Sur le terrain de football, le sportif concentre son attention et son intérêt sur la partie en cours. Son attention s’éveille et retombe avec une intensité proportionnelle à la force de son intérêt pour le jeu. Tous les composants nécessaires du corps et de l’esprit sont prêts à s’enclencher et à jouer leur rôle selon des directions données. Dans ce cas, l’interrelation s'applique à la succession d’apparitions et de disparitions de phénomènes physiques et mentaux, et elle les inclut. Les propriétés actives du corps et de l’esprit convergent pour former l’état d’être général sous la direction de la conscience sensorielle et des formations mentales (à noter la similarité avec bhava).


Tous les événements qui se produisent à ce moment-là sont des étapes importantes dans la création du kamma et de ce qui en résultera. Le cycle (vatta) a terminé une petite révolution — l’ignorance est opacité mentale (kilesa), les formations mentales sont kamma, la conscience sensorielle et les phénomènes physiques et mentaux sont les résultats karmiques (vipāka) — et il se prépare à repartir pour un tour. C’est là une étape importante dans la formation des habitudes et des traits de caractère.

Travail demandé:
Poursuivez le texte ci-dessus sur le joueur de football et le cycle du kamma, en enchaînant après sa dernière phrase.

[Données d'annotation de mise en page]
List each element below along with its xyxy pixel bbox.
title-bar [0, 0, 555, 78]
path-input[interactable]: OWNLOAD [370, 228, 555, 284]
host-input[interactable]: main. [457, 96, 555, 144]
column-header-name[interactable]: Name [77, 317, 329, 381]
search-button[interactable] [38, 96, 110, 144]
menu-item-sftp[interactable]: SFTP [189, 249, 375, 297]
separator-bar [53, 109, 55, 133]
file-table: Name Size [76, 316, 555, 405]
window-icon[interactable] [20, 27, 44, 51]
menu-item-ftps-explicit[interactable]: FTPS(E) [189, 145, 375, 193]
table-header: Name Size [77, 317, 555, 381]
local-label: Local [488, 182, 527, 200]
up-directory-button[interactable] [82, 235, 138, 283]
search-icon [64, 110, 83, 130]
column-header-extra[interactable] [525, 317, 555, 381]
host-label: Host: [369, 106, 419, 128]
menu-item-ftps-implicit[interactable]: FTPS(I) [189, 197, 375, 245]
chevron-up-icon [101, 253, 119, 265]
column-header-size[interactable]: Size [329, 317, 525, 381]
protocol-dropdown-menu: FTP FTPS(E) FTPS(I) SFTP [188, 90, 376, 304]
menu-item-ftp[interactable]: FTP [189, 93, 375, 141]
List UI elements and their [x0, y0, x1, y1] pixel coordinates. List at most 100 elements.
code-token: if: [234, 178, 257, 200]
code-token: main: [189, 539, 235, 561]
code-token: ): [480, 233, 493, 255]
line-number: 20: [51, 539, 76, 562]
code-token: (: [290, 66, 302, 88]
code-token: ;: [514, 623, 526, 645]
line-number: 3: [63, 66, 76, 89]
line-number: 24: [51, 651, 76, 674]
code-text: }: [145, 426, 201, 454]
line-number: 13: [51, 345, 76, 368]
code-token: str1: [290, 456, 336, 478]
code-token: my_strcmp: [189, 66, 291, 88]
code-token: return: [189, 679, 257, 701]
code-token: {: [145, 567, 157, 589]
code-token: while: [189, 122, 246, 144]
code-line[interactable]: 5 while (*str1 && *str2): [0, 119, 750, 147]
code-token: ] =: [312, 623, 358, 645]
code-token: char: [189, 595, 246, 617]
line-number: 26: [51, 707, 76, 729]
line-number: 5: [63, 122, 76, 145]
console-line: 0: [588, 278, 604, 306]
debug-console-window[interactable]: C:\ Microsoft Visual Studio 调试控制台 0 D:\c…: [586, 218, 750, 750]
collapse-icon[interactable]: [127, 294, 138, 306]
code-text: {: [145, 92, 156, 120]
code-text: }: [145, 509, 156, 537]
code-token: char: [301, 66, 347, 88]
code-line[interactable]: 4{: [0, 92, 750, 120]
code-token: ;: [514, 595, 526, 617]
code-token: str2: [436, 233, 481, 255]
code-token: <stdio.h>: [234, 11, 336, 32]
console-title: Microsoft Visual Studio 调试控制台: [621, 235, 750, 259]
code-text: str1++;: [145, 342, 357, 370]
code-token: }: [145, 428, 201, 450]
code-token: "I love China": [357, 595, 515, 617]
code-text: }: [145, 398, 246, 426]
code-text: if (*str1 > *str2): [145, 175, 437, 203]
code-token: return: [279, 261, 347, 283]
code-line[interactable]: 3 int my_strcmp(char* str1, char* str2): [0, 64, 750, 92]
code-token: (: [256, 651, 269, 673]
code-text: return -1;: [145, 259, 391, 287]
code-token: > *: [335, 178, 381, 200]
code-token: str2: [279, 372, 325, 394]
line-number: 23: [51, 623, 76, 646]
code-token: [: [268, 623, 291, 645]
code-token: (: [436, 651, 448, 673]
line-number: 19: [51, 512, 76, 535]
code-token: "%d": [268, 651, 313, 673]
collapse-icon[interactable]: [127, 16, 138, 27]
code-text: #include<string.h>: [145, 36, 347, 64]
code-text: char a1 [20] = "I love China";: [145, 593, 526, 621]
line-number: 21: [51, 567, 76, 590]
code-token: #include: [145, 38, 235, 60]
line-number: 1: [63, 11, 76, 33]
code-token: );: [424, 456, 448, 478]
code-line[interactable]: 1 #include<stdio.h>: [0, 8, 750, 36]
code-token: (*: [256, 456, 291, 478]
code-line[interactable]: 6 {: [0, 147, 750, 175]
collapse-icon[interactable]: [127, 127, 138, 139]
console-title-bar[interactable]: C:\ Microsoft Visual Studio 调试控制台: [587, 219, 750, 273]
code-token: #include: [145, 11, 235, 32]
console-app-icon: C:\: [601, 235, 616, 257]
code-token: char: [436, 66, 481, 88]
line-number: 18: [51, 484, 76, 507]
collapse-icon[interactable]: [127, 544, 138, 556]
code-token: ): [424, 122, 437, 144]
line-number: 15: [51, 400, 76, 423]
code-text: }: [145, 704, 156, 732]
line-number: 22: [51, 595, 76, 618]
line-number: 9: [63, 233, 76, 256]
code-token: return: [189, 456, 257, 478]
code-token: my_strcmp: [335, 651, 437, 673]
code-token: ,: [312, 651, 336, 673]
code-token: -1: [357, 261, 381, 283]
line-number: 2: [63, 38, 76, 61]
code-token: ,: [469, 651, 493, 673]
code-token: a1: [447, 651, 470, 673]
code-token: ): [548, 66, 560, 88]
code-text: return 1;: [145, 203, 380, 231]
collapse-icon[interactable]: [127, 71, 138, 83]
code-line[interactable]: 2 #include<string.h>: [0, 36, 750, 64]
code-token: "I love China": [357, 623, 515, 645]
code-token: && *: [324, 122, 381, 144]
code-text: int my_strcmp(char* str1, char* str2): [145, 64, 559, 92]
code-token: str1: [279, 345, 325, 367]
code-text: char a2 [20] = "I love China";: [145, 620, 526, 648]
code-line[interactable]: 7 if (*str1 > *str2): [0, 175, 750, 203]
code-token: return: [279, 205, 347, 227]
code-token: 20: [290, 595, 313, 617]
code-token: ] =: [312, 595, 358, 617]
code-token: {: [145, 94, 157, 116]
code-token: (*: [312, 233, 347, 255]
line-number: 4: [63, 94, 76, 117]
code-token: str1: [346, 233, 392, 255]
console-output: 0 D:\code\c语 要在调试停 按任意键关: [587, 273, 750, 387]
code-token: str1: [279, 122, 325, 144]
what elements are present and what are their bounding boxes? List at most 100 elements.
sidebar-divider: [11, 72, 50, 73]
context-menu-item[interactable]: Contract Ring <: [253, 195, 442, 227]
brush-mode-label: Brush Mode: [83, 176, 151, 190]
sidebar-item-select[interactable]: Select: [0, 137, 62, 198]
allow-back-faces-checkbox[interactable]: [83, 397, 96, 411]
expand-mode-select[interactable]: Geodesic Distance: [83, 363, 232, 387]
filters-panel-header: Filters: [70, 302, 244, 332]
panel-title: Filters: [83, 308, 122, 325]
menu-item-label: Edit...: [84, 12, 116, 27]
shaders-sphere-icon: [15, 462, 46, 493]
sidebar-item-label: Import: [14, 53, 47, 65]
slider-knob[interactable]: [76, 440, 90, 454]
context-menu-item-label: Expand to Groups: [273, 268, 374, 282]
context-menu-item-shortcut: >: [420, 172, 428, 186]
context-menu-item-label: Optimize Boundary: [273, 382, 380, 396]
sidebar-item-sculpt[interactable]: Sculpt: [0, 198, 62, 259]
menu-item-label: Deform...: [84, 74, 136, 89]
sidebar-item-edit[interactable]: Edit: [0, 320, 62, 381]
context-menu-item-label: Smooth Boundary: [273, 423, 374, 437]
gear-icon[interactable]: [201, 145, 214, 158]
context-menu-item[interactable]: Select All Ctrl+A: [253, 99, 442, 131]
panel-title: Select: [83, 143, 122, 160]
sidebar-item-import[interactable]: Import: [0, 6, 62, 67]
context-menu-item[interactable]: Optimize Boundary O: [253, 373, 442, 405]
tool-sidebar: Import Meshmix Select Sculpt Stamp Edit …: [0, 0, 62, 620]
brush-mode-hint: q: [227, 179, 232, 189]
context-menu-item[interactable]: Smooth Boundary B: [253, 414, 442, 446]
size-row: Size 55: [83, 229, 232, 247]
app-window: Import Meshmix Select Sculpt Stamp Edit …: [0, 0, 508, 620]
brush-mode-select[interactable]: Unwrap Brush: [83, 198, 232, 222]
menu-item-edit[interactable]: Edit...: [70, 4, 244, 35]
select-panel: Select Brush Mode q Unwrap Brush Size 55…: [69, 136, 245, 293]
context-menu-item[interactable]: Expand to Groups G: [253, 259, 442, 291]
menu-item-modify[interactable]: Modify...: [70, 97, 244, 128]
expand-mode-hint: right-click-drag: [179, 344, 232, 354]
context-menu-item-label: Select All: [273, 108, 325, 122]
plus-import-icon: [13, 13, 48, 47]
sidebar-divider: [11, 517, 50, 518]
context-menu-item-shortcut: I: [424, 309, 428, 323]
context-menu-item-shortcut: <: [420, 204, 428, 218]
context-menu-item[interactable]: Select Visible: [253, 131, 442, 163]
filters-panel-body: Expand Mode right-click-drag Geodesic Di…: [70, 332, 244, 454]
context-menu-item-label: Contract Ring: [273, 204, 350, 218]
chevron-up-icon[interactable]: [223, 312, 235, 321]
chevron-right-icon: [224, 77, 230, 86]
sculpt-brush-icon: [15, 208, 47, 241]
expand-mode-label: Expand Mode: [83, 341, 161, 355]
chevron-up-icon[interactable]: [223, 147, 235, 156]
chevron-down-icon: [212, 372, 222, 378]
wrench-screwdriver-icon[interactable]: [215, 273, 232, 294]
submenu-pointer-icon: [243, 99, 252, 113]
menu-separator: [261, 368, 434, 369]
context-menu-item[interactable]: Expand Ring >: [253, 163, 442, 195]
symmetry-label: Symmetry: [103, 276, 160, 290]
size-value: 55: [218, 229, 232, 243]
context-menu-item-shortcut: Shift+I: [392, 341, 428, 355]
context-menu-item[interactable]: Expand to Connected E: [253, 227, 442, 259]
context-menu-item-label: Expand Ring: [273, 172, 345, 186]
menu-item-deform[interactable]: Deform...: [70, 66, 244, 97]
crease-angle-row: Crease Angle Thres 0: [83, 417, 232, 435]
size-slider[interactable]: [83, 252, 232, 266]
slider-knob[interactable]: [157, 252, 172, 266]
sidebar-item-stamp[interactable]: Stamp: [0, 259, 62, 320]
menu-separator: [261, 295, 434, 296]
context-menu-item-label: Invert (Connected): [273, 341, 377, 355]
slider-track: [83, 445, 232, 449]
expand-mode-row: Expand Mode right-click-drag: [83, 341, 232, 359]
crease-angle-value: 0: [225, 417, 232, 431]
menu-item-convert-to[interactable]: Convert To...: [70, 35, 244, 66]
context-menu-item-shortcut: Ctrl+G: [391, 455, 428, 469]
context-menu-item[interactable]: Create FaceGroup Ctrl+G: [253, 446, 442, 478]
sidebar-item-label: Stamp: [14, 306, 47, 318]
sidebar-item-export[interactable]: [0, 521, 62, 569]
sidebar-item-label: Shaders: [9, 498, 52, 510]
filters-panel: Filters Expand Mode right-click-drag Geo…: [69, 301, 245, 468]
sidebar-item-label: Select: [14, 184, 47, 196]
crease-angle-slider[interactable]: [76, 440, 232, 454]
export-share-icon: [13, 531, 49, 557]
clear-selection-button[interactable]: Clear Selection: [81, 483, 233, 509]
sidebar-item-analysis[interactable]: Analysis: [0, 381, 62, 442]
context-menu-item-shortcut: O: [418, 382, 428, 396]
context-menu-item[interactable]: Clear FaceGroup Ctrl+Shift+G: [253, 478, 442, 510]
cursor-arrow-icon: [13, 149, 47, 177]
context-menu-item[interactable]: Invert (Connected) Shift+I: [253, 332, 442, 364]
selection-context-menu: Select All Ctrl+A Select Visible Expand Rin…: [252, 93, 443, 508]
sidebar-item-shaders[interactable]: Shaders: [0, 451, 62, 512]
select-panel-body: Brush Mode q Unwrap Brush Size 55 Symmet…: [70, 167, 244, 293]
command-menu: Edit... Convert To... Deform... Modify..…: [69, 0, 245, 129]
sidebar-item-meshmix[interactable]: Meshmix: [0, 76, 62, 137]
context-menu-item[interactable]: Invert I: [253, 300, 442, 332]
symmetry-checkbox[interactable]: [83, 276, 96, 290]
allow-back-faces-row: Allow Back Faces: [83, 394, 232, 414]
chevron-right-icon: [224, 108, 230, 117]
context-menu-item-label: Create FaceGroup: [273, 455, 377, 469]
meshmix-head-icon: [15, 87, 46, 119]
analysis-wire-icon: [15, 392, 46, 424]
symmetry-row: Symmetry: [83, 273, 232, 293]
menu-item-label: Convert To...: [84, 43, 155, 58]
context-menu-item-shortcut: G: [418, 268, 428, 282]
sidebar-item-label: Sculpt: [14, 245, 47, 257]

Réponse finale:
4-5. Les phénomènes physiques et mentaux en tant que facteur déterminant des six bases des sens :
Le corps et le mental doivent fonctionner à partir d’une conscience du monde extérieur, laquelle, s’ajoutant à l’expérience précédemment acquise, est à son tour mise au service de l’intention ou des formations mentales karmiques. Ainsi les composants du corps et de l’esprit qui servent d’émetteurs et de récepteurs de sensations (les six sens) sont en état d'alerte, prêts à fonctionner selon leurs facteurs déterminants. Pour reprendre l’exemple du footballeur sur le terrain, les bases des sens qui perçoivent les sensations directement liées à ce sport comme les yeux et les oreilles, seront sur le qui-vive, prêts à recevoir ces sensations. A ce moment-là, les sens qui ne sont pas directement concernés, comme le goût et l’odorat, seront en sommeil ou dans un état latent.

5-6. Les six bases des sens en tant que facteur déterminant du contact :
La prise de conscience arrive par les sens. Elle est basée sur la coordination de trois facteurs : à l'intérieur, les bases des sens (l’œil, l’oreille, le nez, la langue, le corps et l’esprit) ; à l'extérieur, les objets des sens (les choses vues, entendues, senties, goûtées, touchées et pensées) ; et enfin la conscience sensorielle qui opère au moyen de l’œil, de l’oreille, du nez, de la langue, du corps et de l’esprit. La reconnaissance consciente se fait en fonction de chacun des sens.

6-7. Le contact en tant que facteur déterminant de l'appréciation des sensations :
A chaque contact sensoriel on fait nécessairement l’expérience de l’un des trois types de sentiments : le plaisir ou le bonheur (sukhavedanā) ; le malaise ou la douleur (dukkhavedanā) ; ou bien l’indifférence — ni plaisir ni douleur (upekkhā ou adukkham-asukhavedanā).
Les chaînons 3 à 7 — de la conscience sensorielle à l'appréciation des sensations — sont appelés la partie vipāka (résultante karmique) du cycle d’interdépendance. Les chaînons 5, 6 et 7 ne sont ni sains ni malsains en eux-mêmes mais peuvent être des catalyseurs pour l’apparition de pensées et d’actions saines ou malsaines.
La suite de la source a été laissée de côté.